WHAT YOU WILL DO: Go through the data below and return each line where the string "vorliegenden" appears.

MATERIALS PROVIDED:
+ + + + +

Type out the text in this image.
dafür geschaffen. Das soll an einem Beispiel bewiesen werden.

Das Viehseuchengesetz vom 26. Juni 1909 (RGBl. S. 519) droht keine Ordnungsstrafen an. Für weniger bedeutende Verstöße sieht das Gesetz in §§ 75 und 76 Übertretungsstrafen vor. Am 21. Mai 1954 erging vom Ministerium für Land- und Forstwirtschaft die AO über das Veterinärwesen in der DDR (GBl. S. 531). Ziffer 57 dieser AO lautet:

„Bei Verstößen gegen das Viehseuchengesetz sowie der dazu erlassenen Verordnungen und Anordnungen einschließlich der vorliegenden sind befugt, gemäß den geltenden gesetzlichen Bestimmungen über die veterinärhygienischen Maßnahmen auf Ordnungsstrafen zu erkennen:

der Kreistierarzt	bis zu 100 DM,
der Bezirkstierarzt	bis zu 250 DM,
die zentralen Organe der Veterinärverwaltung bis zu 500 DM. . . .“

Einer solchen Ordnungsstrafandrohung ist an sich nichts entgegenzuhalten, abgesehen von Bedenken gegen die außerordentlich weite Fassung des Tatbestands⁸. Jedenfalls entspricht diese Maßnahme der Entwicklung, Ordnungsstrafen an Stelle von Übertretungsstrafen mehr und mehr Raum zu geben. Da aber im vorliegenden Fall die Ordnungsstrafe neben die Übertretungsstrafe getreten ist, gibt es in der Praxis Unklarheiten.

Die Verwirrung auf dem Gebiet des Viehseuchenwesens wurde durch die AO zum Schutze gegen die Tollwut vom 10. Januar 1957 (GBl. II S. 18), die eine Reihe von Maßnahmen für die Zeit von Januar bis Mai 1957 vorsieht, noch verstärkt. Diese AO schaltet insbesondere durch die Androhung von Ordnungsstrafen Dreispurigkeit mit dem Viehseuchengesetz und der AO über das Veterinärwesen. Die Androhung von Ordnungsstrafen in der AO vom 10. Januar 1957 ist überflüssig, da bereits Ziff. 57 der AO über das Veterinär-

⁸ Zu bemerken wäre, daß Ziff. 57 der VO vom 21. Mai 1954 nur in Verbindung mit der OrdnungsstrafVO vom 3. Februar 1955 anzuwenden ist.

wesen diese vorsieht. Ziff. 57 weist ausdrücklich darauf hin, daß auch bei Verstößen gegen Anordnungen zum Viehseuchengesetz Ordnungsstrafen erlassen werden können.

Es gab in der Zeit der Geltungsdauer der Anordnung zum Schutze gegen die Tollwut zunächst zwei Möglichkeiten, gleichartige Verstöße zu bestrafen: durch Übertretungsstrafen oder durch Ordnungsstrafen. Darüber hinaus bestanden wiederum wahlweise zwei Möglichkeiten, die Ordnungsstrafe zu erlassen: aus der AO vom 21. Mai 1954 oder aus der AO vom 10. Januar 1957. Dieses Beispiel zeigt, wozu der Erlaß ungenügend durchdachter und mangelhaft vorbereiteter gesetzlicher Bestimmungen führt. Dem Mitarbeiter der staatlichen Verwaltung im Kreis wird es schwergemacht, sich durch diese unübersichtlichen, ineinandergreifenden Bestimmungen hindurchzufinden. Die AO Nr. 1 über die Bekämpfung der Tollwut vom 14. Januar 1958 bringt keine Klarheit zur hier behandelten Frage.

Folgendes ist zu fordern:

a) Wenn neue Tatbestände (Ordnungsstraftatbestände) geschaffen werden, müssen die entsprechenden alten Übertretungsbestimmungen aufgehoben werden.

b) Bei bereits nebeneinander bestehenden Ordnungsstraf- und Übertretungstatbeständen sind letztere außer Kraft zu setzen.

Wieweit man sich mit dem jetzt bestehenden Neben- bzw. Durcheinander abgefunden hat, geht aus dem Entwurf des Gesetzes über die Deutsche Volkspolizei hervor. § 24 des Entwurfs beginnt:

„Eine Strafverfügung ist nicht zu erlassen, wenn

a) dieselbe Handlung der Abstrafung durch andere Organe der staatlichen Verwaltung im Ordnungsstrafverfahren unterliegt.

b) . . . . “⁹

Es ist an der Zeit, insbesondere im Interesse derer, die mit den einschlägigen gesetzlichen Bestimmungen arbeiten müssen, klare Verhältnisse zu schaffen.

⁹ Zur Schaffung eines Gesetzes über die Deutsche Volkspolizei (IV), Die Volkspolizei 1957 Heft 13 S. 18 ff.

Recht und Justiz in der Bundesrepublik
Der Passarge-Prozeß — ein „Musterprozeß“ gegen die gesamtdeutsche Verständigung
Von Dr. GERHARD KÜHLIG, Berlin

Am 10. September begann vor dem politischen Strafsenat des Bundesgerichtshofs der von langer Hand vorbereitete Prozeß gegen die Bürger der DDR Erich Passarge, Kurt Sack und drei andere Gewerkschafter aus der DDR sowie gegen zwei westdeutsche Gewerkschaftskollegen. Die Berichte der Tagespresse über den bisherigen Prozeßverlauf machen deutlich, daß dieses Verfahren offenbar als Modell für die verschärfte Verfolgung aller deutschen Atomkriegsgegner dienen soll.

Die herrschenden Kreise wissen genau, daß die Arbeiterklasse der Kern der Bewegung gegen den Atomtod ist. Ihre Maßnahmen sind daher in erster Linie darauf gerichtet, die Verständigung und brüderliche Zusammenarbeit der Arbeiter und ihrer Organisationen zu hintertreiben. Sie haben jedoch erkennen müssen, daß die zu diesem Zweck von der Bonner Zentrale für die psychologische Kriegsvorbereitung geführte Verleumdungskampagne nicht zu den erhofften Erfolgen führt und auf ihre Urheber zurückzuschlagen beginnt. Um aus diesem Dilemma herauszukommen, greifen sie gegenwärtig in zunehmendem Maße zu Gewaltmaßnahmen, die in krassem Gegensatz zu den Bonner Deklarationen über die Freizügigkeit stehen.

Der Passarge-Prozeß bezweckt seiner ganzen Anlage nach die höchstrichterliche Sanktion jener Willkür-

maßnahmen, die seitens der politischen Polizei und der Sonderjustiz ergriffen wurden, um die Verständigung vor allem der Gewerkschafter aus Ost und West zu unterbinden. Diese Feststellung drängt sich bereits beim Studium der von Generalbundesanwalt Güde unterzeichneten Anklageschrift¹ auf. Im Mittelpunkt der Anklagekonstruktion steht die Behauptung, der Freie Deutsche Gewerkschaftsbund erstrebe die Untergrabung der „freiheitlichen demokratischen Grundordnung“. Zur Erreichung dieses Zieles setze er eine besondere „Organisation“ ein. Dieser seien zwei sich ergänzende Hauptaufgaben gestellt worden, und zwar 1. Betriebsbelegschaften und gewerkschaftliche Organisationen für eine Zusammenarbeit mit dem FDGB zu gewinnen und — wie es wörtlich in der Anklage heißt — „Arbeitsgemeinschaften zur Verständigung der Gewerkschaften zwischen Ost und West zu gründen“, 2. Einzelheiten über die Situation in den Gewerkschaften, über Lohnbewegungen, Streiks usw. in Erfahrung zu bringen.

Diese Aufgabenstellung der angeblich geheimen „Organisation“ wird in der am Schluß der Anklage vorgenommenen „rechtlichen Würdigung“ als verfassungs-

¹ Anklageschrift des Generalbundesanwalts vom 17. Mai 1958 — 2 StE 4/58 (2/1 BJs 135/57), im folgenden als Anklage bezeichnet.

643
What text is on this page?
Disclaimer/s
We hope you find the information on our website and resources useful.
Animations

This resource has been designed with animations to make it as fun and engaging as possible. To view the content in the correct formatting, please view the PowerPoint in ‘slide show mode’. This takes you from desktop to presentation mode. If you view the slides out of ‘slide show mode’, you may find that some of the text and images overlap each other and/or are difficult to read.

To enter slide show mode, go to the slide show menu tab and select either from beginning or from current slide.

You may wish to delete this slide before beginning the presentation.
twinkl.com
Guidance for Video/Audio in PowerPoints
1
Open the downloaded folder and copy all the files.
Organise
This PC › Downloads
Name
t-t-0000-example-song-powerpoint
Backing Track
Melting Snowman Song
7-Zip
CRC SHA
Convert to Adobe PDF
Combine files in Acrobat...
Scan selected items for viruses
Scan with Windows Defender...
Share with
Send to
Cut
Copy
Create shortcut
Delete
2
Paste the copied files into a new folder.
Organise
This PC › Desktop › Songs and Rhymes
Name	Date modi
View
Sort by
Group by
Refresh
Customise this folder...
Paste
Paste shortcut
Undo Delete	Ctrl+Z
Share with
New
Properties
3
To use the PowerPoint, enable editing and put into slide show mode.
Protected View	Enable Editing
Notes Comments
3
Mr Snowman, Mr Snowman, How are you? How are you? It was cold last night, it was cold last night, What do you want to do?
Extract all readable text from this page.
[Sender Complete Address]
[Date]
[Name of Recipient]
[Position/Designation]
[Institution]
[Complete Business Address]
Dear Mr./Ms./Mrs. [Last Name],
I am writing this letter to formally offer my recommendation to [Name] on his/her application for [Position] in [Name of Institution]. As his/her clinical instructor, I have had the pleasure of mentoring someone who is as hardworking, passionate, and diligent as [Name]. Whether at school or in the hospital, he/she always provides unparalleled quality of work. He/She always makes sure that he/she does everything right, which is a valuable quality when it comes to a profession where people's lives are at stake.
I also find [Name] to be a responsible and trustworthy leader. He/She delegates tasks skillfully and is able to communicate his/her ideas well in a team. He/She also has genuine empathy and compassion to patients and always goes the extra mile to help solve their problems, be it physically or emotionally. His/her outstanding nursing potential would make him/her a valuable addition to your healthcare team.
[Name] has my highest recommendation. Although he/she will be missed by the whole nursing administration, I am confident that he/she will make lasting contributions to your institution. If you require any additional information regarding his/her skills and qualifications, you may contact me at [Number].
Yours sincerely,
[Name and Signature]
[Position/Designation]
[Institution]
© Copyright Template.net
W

+ + + + +

TASK ANSWER:
„Bei Verstößen gegen das Viehseuchengesetz sowie der dazu erlassenen Verordnungen und Anordnungen einschließlich der vorliegenden sind befugt, gemäß den geltenden gesetzlichen Bestimmungen über die veterinärhygienischen Maßnahmen auf Ordnungsstrafen zu erkennen:
Einer solchen Ordnungsstrafandrohung ist an sich nichts entgegenzuhalten, abgesehen von Bedenken gegen die außerordentlich weite Fassung des Tatbestands⁸. Jedenfalls entspricht diese Maßnahme der Entwicklung, Ordnungsstrafen an Stelle von Übertretungsstrafen mehr und mehr Raum zu geben. Da aber im vorliegenden Fall die Ordnungsstrafe neben die Übertretungsstrafe getreten ist, gibt es in der Praxis Unklarheiten.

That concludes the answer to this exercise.